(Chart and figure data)
:::
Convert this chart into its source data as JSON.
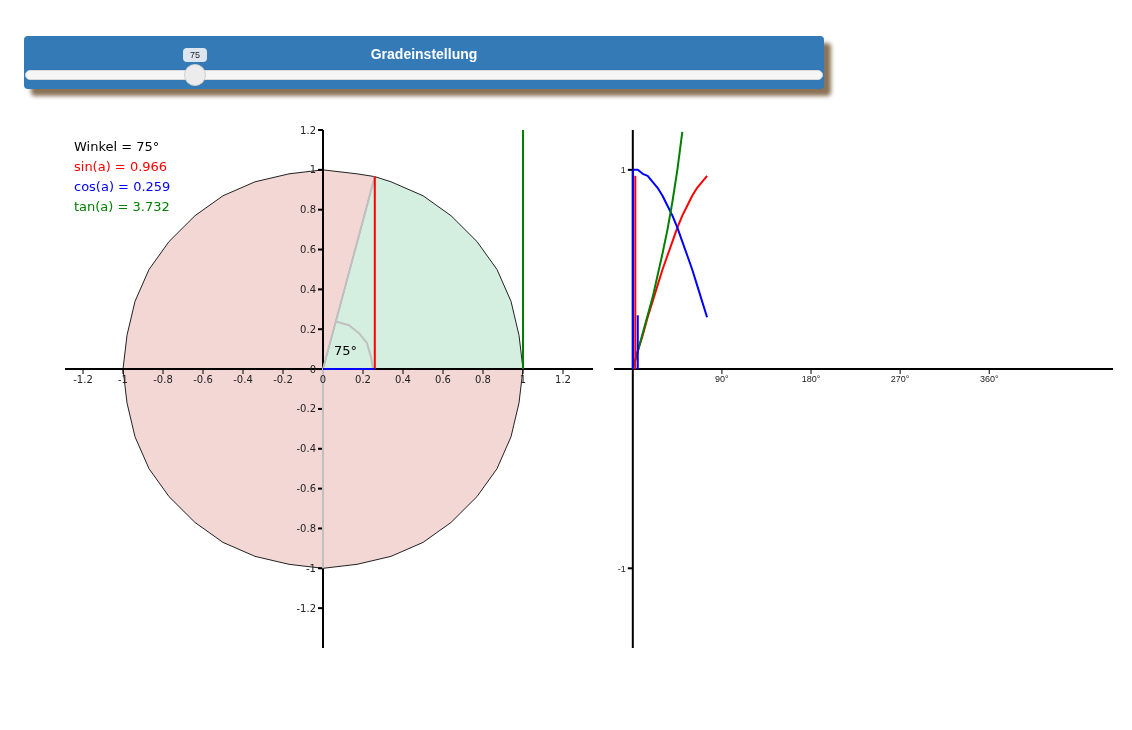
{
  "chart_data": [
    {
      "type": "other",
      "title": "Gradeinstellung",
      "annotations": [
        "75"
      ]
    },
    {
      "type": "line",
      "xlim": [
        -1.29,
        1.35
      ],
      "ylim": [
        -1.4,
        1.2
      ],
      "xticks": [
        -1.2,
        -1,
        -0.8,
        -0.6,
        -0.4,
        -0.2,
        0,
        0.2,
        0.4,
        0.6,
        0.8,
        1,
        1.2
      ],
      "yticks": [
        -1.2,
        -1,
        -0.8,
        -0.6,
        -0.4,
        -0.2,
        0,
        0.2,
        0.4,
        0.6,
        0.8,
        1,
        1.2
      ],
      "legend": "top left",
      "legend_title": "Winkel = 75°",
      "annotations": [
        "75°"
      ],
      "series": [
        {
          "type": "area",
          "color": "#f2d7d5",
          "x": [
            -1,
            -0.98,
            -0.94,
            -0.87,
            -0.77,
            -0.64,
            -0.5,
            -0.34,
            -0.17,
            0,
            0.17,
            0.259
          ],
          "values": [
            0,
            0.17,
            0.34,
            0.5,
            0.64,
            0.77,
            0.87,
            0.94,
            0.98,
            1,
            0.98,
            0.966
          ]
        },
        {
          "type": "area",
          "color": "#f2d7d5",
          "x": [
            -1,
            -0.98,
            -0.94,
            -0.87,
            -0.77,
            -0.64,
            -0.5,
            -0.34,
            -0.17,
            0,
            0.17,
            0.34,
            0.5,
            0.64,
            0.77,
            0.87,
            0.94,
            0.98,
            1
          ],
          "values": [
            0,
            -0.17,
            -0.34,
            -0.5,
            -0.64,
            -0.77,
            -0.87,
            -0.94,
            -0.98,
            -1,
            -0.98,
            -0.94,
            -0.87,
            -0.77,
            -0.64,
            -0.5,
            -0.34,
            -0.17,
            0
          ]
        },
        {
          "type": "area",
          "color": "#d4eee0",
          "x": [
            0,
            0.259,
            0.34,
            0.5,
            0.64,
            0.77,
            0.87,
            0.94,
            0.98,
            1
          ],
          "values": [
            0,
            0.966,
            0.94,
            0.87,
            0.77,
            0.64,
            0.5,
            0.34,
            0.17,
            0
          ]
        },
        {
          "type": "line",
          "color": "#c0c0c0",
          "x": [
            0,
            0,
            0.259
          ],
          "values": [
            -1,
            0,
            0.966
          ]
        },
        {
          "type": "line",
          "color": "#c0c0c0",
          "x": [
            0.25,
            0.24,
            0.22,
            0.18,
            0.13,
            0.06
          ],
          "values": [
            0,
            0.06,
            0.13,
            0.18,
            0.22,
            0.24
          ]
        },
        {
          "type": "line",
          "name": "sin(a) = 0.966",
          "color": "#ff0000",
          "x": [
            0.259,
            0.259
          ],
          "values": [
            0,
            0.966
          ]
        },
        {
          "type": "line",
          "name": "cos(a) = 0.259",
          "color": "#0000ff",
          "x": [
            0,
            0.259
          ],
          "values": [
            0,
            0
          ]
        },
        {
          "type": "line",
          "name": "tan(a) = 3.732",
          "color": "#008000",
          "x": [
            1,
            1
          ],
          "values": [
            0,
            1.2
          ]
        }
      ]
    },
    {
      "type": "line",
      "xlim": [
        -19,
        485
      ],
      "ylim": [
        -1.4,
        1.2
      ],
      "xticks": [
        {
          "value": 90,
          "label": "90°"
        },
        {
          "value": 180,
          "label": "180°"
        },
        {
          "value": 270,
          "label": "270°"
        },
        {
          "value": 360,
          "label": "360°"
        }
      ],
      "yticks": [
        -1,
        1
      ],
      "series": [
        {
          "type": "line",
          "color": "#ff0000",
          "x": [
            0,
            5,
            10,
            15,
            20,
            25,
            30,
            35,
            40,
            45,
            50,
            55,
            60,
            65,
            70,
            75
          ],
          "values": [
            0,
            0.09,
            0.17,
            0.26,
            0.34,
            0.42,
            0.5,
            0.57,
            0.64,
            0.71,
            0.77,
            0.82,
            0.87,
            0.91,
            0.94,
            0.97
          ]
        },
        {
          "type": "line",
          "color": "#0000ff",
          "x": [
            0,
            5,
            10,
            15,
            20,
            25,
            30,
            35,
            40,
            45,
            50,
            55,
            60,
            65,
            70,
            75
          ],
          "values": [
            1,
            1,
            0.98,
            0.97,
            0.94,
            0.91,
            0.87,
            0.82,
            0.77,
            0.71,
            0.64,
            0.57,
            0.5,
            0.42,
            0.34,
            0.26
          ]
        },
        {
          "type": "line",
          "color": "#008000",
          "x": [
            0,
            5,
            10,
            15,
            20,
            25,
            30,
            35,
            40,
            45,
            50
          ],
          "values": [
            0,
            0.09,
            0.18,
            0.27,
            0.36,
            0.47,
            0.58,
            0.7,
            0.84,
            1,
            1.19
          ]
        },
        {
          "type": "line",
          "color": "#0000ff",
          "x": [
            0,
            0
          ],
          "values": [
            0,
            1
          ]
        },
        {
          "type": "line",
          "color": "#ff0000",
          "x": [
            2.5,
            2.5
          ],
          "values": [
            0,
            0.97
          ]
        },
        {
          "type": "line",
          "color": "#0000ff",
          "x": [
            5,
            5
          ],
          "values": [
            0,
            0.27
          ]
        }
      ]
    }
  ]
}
:::
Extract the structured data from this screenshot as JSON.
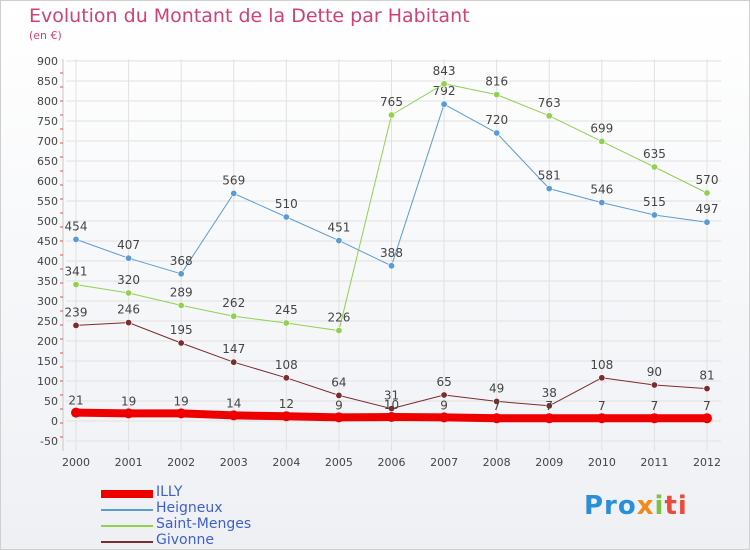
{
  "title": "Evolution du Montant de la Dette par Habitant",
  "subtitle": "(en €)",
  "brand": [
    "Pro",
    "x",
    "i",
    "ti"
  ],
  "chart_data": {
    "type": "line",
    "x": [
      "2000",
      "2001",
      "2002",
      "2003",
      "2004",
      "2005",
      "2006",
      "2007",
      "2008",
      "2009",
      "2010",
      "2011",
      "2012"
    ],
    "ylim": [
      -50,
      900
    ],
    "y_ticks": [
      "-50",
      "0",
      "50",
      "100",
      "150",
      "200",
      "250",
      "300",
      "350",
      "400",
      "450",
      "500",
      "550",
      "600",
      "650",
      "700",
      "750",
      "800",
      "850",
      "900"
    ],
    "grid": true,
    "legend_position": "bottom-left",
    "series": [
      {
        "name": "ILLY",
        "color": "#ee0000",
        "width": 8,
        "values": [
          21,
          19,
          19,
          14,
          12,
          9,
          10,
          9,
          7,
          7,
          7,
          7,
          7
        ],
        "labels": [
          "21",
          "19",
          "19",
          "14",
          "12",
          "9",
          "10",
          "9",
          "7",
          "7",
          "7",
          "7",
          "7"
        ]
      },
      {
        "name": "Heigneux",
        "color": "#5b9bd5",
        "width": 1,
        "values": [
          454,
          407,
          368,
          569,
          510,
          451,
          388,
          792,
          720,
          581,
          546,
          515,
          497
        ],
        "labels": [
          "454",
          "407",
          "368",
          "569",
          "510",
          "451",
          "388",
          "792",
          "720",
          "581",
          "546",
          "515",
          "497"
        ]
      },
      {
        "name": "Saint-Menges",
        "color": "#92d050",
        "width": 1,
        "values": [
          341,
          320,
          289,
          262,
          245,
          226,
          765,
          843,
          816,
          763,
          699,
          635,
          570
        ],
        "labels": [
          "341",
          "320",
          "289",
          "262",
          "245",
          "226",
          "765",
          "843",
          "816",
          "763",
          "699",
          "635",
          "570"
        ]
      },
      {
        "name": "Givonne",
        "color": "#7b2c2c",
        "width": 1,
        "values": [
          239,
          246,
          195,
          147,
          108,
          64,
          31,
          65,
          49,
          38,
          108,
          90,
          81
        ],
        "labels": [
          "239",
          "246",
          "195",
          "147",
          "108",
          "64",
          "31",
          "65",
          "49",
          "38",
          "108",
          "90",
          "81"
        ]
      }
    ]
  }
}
:::
Above are entries; state the number of lines among them that contain "left", and nothing else.

2